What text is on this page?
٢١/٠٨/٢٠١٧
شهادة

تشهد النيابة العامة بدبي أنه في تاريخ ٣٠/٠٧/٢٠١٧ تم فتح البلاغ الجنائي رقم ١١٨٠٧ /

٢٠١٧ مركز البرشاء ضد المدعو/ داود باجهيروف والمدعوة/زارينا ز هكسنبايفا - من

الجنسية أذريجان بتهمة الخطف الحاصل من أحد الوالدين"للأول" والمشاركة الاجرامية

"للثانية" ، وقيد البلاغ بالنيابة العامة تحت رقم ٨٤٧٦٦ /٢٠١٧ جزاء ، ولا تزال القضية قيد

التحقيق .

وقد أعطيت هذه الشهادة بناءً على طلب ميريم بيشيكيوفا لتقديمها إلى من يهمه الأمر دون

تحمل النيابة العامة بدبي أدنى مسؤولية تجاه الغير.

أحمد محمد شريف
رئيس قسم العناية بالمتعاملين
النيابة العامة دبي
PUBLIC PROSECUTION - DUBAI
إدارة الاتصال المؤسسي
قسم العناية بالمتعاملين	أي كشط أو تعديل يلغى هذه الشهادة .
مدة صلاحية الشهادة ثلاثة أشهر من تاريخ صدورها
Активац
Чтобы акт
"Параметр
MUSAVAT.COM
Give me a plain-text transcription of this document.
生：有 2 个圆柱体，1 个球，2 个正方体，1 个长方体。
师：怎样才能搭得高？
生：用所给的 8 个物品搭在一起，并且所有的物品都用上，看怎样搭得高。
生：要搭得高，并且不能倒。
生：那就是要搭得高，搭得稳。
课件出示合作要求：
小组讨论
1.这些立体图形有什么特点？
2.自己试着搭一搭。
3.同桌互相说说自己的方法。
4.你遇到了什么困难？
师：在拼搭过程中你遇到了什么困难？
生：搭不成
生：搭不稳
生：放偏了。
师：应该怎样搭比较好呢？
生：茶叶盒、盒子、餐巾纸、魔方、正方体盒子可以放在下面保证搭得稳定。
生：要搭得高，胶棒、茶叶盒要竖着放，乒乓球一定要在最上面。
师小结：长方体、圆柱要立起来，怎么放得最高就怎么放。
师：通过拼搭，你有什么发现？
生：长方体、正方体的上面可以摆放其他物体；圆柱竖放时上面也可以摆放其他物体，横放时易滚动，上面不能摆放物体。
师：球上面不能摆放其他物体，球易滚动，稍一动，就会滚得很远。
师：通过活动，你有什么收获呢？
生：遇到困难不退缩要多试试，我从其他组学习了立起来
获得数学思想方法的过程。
==*==
- PROBLEM DETAILS:
Print the material verbatim, all of it.

- EXERCISE RESULT:
What text is on this page?
٢١/٠٨/٢٠١٧
شهادة

تشهد النيابة العامة بدبي أنه في تاريخ ٣٠/٠٧/٢٠١٧ تم فتح البلاغ الجنائي رقم ١١٨٠٧ /

٢٠١٧ مركز البرشاء ضد المدعو/ داود باجهيروف والمدعوة/زارينا ز هكسنبايفا - من

الجنسية أذريجان بتهمة الخطف الحاصل من أحد الوالدين"للأول" والمشاركة الاجرامية

"للثانية" ، وقيد البلاغ بالنيابة العامة تحت رقم ٨٤٧٦٦ /٢٠١٧ جزاء ، ولا تزال القضية قيد

التحقيق .

وقد أعطيت هذه الشهادة بناءً على طلب ميريم بيشيكيوفا لتقديمها إلى من يهمه الأمر دون

تحمل النيابة العامة بدبي أدنى مسؤولية تجاه الغير.

أحمد محمد شريف
رئيس قسم العناية بالمتعاملين
النيابة العامة دبي
PUBLIC PROSECUTION - DUBAI
إدارة الاتصال المؤسسي
قسم العناية بالمتعاملين	أي كشط أو تعديل يلغى هذه الشهادة .
مدة صلاحية الشهادة ثلاثة أشهر من تاريخ صدورها
Активац
Чтобы акт
"Параметр
MUSAVAT.COM
Give me a plain-text transcription of this document.
生：有 2 个圆柱体，1 个球，2 个正方体，1 个长方体。
师：怎样才能搭得高？
生：用所给的 8 个物品搭在一起，并且所有的物品都用上，看怎样搭得高。
生：要搭得高，并且不能倒。
生：那就是要搭得高，搭得稳。
课件出示合作要求：
小组讨论
1.这些立体图形有什么特点？
2.自己试着搭一搭。
3.同桌互相说说自己的方法。
4.你遇到了什么困难？
师：在拼搭过程中你遇到了什么困难？
生：搭不成
生：搭不稳
生：放偏了。
师：应该怎样搭比较好呢？
生：茶叶盒、盒子、餐巾纸、魔方、正方体盒子可以放在下面保证搭得稳定。
生：要搭得高，胶棒、茶叶盒要竖着放，乒乓球一定要在最上面。
师小结：长方体、圆柱要立起来，怎么放得最高就怎么放。
师：通过拼搭，你有什么发现？
生：长方体、正方体的上面可以摆放其他物体；圆柱竖放时上面也可以摆放其他物体，横放时易滚动，上面不能摆放物体。
师：球上面不能摆放其他物体，球易滚动，稍一动，就会滚得很远。
师：通过活动，你有什么收获呢？
生：遇到困难不退缩要多试试，我从其他组学习了立起来
获得数学思想方法的过程。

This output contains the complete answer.